Excerpt to read:
LB-Medium

5 g/L yeast extract, 10 g/L tryptone, 0.5 g/L NaCl, 15 g/L Agar (for solid media), in ddH₂O

Yeast medium

10 g/L yeast extract, 20 g/L tryptone, 20 g/L glucose (autoclave separately), 0.5 g/L NaCl, in ddH₂O

SOB

5 g/L yeast extract, 20 g/L tryptone, 0.6 g/L NaCl, 0.2 g/L KCl, after autoclavation 10 mM MgCl₂ and 10 mM MgSO₄ were aseptically added, in ddH₂O

SOC

5 g/L yeast extract, 20 g/L tryptone, 0.6 g/L NaCl, 0.2 g/L KCl, after autoclavation 10 mM MgCl₂, 10 mM MgSO₄ and 20 mM glucose were aseptically added, in ddH₂O

2xTY

10 g/L yeast extract, 16 g/L tryptone, 5 g/L NaCl, dissolved in ddH₂O

50 mM phosphate buffer PB pH 6.0

6.8 mM Na₂HPO₄, 43.2 mM NaH₂PO₄, in ddH₂O

50 mM phosphate buffer PB pH 6.5

17.9 mM Na₂HPO₄, 32.1 mM NaH₂PO₄, in ddH₂O

Phosphate buffered saline PBS

137 mM NaCl, 2.7 mM KCl, 10 mM Na2HPO4, 1.8 mM KH₂PO₄, in ddH₂O

50 mM TRIS buffer

38.4 mM TRIS-HCl, 11.6 mM TRIS base, adjust pH to 7.6, add 500 mM imidazol for elution buffer

TRIS buffer for Polyacrylamide gel

1.5 M TRIS-HCl, add NaOH to pH 8.8 in ddH₂O

0.5 M TRIS-HCl, add NaOH to pH 6.6 in ddH₂O

Sodium dodecyl sulfate

10 % SDS in ddH₂O

Ammoniumperoxodisulfate

10 % APS in ddH₂O

12.5 % Polyacrylamide gel

separating gel: 2.5 mL 30 % acryl amide, 1.5 mL 4x TG buffer, 1.94 mL H₂O, 60 µL 10 % APS, 6 µL TEMED

staking gel (4 %): 260 µL 30 % acryl amide, 500 µL 4x TG buffer, 1.22 mL H₂O, 40 µL 10 % APS, 4 µL TEMED

For higher separating gel percentage, increase the amount of acryl amide.

Activities:
1. In the media and buffer recipes, how much glucose is added to SOC after autoclaving?
2. Write out the part of the media and buffer recipes starting with "10 % APS in" and going on through "of acryl amide.".
3. Write what comes next in the media and buffer recipes, picking up after their final line.

Dataset records:
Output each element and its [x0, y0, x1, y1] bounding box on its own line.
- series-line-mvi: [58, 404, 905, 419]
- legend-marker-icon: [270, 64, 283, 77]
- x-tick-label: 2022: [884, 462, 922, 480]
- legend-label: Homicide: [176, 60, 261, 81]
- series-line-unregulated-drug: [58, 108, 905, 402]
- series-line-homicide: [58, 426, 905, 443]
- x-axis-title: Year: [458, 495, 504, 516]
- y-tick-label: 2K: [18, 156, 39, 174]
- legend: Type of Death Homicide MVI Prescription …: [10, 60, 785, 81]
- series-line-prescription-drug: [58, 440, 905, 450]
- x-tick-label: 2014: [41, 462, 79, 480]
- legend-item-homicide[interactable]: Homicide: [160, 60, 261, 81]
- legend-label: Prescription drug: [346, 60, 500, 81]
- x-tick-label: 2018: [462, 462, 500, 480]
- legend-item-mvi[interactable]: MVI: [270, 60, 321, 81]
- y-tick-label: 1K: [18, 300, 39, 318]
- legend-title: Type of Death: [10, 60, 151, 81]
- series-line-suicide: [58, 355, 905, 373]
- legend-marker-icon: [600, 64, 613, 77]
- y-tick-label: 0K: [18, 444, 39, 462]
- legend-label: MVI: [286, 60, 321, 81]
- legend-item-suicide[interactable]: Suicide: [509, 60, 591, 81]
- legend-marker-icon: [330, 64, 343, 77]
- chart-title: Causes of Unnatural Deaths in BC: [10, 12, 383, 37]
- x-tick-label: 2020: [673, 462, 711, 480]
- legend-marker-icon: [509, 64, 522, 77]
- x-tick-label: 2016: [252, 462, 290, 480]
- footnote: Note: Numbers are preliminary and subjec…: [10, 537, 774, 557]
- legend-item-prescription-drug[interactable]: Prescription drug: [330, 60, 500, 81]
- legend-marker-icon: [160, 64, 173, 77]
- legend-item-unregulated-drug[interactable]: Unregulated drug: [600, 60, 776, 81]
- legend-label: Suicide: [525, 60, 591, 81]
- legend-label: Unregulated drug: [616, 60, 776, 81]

Replies:
1. 20 mM glucose.

2.
10 % APS in ddH₂O

12.5 % Polyacrylamide gel

separating gel: 2.5 mL 30 % acryl amide, 1.5 mL 4x TG buffer, 1.94 mL H₂O, 60 µL 10 % APS, 6 µL TEMED

staking gel (4 %): 260 µL 30 % acryl amide, 500 µL 4x TG buffer, 1.22 mL H₂O, 40 µL 10 % APS, 4 µL TEMED

For higher separating gel percentage, increase the amount of acryl amide.

3.
4x Tris-Glycine buffer

12 g Tris base, 57.6 g glycine, ad 1000 mL H₂O

2x Laemmli loading buffer

62.5 mM Tris/HCl pH 6.8, 3 % (w/v) SDS, 5 % (w/v) β-Mercaptoethanol, 10 % (v/v) glycerol, 0.025 mg/mL bromphenol blue

Coomassie staining solution

0.5 % (w/v) Coomassie Brilliant Blue R250, 50 % (v/v) ethanol, 7 % (v/v) acetic acid, 42.5 % (v/v) H₂O

Coomassie destaining solution

40 % (v/v) ethanol, 10 % (v/v) acetid acid, 50 % (v/v) H₂O

Chloramphenicol

Stock solution: 25 mg/mL Chloramphenicol in EtOH
Dilution of 1:1000 in media

Kanamycine

Stock solution: 50 mg/mL kanamycine in ddH₂O
Dilution of 1:1000 in media

Ampicillin

Stock solution: 100 mg/mL ampicillin in ddH₂O
Dilution of 1:1000 in media

Reagent solution for chitosan assay

14 mL 0.2 M borate buffer, pH 8.9
+ 500 µL 0.11 M o‑phthalaldehyde (in ethanol)
+ 500 µL 0.071 M N‑acetyl cysteine (in ethanol)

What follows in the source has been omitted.